═══ Records for the task ═══

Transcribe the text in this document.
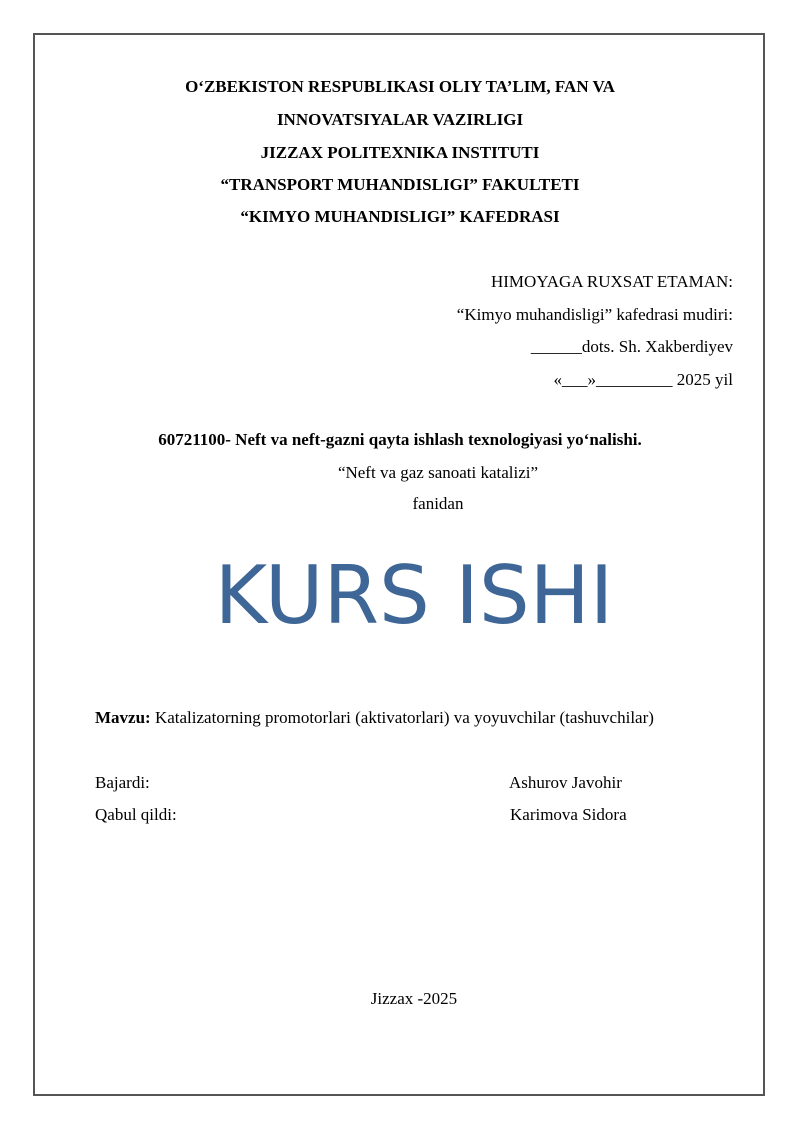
O‘ZBEKISTON RESPUBLIKASI OLIY TA’LIM, FAN VA
INNOVATSIYALAR VAZIRLIGI
JIZZAX POLITEXNIKA INSTITUTI
“TRANSPORT MUHANDISLIGI” FAKULTETI
“KIMYO MUHANDISLIGI” KAFEDRASI
HIMOYAGA RUXSAT ETAMAN:
“Kimyo muhandisligi” kafedrasi mudiri:
______dots. Sh. Xakberdiyev
«___»_________ 2025 yil
60721100- Neft va neft-gazni qayta ishlash texnologiyasi yo‘nalishi.
“Neft va gaz sanoati katalizi”
fanidan
KURS ISHI
Mavzu: Katalizatorning promotorlari (aktivatorlari) va yoyuvchilar (tashuvchilar)
Bajardi:	Ashurov Javohir
Qabul qildi:	Karimova Sidora
Jizzax -2025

═══

Exercise task: Transcribe the whole listing exactly. Pictures are excluded.

Output for this exercise:
Transcribe the text in this document.
O‘ZBEKISTON RESPUBLIKASI OLIY TA’LIM, FAN VA
INNOVATSIYALAR VAZIRLIGI
JIZZAX POLITEXNIKA INSTITUTI
“TRANSPORT MUHANDISLIGI” FAKULTETI
“KIMYO MUHANDISLIGI” KAFEDRASI
HIMOYAGA RUXSAT ETAMAN:
“Kimyo muhandisligi” kafedrasi mudiri:
______dots. Sh. Xakberdiyev
«___»_________ 2025 yil
60721100- Neft va neft-gazni qayta ishlash texnologiyasi yo‘nalishi.
“Neft va gaz sanoati katalizi”
fanidan
KURS ISHI
Mavzu: Katalizatorning promotorlari (aktivatorlari) va yoyuvchilar (tashuvchilar)
Bajardi:	Ashurov Javohir
Qabul qildi:	Karimova Sidora
Jizzax -2025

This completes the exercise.